**UDOSTĘPNIONY FRAGMENT:**
Artykuły

Bracia razem na scenie

W tropikalnej atmosferze „Trójkąta Bermudzkiego" w ostatni poniedziałek lata rozpocznie sezon Teatr Telewizji Po przeciwnych stronach małej samotnej wyspy staną Mirosław i Radomir. Zagrali ich bracia Cezary i Radosław Pazurowie - pisze Jolanta Gajda-Zadworna w Tygodniku Sieci.



Dwóch bohaterów - którzy są jednocześnie bardzo podobni i bardzo różni - obsadzić dwoma aktorami braćmi (zwłaszcza takimi jak Cezary i Radosław Pazurowie) to doskonałe posunięcie. Zgodni są w tej kwestii i odtwórcy ról, i reżyser Bodo Kox, i autor sztuki Marek Kochan.
Z pewnością przyklasną takiemu rozwiązaniu również widzowie pierwszej w tym sezonie premiery Teatru TV, doceniając też decyzję, by Piękną Panią - wprowadzoną między zantagonizowanych bohaterów - zagrała (z wdziękiem Marilyn Monroe) Anna Karczmarczyk. I by całość tej, pozornie komediowej, historii oprawić w nawias komiksowych dekoracji.

**POLECENIA:**
**a.** Proszę odpowiedzieć na poniższe pytania na podstawie artykułu o spektaklu „Trójkąt Bermudzki”:
(i) Kto jest autorem sztuki?
(ii) Która aktorka zagrała Piękną Panią?
(iii) Którego dnia Teatr Telewizji rozpocznie sezon?
**b.** Proszę podjąć artykuł o telewizyjnej premierze „Trójkąta Bermudzkiego” i kontynuować go, zaczynając od miejsca po jego ostatnim zdaniu.

**DOSTARCZONE WPISY:**
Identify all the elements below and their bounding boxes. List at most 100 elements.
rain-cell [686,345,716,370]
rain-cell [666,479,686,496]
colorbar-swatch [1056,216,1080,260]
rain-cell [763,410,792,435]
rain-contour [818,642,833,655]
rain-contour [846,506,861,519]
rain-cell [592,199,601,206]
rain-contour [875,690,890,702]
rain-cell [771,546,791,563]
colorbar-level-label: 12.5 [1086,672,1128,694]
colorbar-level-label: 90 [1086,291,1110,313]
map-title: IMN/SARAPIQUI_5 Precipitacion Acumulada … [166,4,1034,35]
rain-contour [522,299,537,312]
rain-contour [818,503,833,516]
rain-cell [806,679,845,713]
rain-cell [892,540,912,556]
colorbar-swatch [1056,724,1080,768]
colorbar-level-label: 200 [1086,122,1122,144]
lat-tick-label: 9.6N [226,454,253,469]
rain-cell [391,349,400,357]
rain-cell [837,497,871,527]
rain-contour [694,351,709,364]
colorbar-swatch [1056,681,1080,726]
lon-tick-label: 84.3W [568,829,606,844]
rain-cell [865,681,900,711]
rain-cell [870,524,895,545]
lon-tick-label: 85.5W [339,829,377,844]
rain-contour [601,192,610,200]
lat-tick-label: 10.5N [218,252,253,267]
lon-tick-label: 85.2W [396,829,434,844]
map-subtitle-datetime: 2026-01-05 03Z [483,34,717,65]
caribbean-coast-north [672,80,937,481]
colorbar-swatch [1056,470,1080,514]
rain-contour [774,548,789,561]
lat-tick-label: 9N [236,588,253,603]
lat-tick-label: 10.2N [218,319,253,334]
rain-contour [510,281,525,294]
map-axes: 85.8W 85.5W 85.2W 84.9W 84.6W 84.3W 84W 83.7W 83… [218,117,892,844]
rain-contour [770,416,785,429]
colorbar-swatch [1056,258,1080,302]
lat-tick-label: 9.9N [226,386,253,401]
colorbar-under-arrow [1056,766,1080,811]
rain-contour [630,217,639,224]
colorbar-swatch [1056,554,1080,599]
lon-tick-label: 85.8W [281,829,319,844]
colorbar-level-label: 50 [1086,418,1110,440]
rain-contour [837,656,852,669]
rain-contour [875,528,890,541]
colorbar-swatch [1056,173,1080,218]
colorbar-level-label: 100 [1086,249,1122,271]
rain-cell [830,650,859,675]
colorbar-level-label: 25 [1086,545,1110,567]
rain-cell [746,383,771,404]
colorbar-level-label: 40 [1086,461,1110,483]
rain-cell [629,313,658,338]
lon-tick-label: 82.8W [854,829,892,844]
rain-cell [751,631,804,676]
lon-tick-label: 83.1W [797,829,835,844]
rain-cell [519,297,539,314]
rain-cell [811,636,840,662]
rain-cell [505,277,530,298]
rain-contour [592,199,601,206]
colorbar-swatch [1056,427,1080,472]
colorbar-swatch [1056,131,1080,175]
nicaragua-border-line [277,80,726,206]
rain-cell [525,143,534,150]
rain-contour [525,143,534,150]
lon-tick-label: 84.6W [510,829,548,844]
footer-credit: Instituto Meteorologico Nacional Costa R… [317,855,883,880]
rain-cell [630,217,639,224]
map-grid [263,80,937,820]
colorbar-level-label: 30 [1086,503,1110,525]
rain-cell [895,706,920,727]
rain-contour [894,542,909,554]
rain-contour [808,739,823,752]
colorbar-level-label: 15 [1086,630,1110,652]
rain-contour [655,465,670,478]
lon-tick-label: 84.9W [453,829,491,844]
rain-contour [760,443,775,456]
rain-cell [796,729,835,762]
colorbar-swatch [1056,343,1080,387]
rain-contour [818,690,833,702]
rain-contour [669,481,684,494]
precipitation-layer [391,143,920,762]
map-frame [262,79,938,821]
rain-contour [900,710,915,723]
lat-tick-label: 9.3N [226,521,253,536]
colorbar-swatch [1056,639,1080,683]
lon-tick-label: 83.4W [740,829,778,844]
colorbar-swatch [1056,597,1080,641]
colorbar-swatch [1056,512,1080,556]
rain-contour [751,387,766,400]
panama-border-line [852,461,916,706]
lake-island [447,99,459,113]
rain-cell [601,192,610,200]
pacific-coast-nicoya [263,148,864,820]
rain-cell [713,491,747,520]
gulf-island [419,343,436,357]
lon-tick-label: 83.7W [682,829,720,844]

---

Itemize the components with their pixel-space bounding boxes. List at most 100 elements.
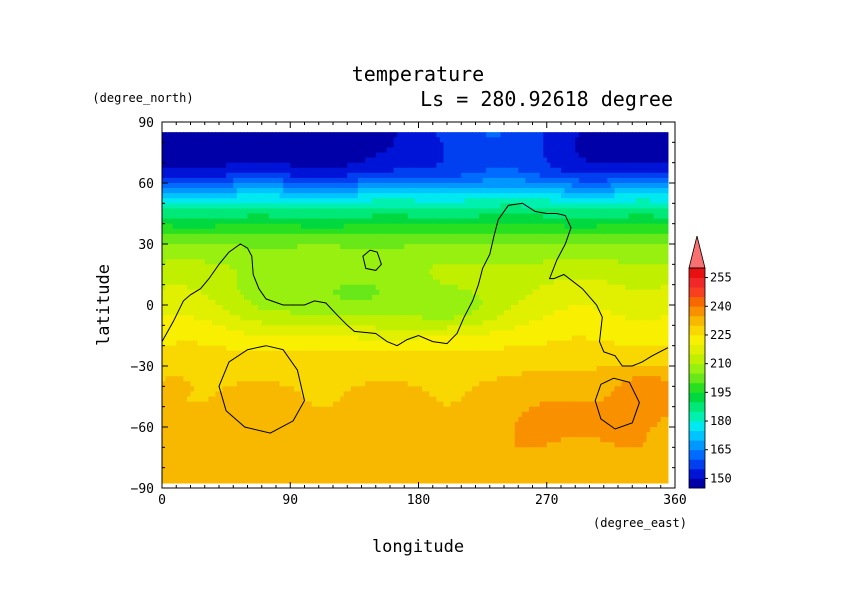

==

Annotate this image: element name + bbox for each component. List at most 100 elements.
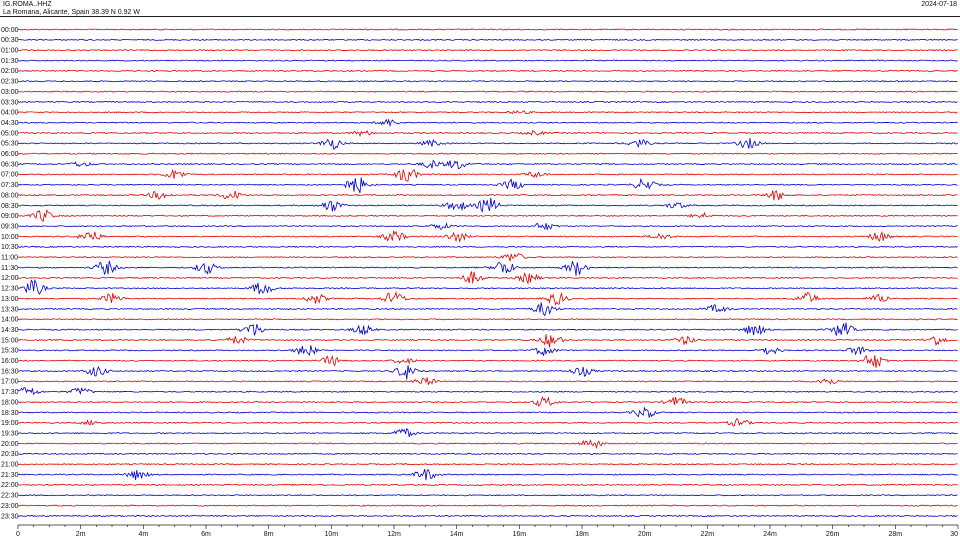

**ODPOWIEDZI PISEMNE:**
**a.**
(i) Marek Kochan.
(ii) Anna Karczmarczyk.
(iii) W ostatni poniedziałek lata.

**b.**
W TRÓJKĄCIE ANIMOZJI

- „Trójkąt Bermudzki" to sztuka o podzielonej Polsce - uważają (znów zgodnie) twórcy i wykonawcy spektaklu. - Oddaje klimat współczesnych czasów, tego, co się dzieje między nami Polakami, między nami braćmi - doprecyzowuje Radosław Pazura.
Reżyser Bodo Kox mówi o groteskowych scenach i postaciach rysowanych grubą kreską (stąd pomysł na komiksową oprawę). W tekście Marka Kochana odnajduje satyryczny opis społecznej sytuacji, w której dwa zwaśnione obozy, zamiast poświęcać swoją energię na współpracę, trwonią ją na spory i wzajemne bolesne złośliwości.
- Rozbitkowie na bezludnej wyspie powinni myśleć przede wszystkim o ratowaniu swojego życia, tymczasem na pierwszy plan wychodzą sprawy, które są ważne i istotne, ale w pewnym momencie nie najważniejsze - wtóruje Radosław Pazura.

JAK W RODZINIE

Cezary i Radosław Pazurowie spotykali się zawodowo przy różnych artystycznych projektach, zwłaszcza na początku kariery. Dopiero jednak teraz, już jako dojrzali mężczyźni i doświadczeni aktorzy, wystąpili razem w Teatrze TV (dodajmy, przed znakomitym operatorem Arkadiuszem Tomiakiem).
Za ich sprawą reżyser może mówić o swoistym powrocie do przeżyć sprzed lat. Wspomina „Szwadron" Machulskiego, ale to na „Krollu" i „Psach" Pasikowskiego się wychował. Mówi: - Podziwiałem genialne role męskiego kina, ale do głowy mi nie przyszło, że kiedyś zostanę reżyserem i będę mógł pracować z jednym z moich ulubionych wtedy aktorów.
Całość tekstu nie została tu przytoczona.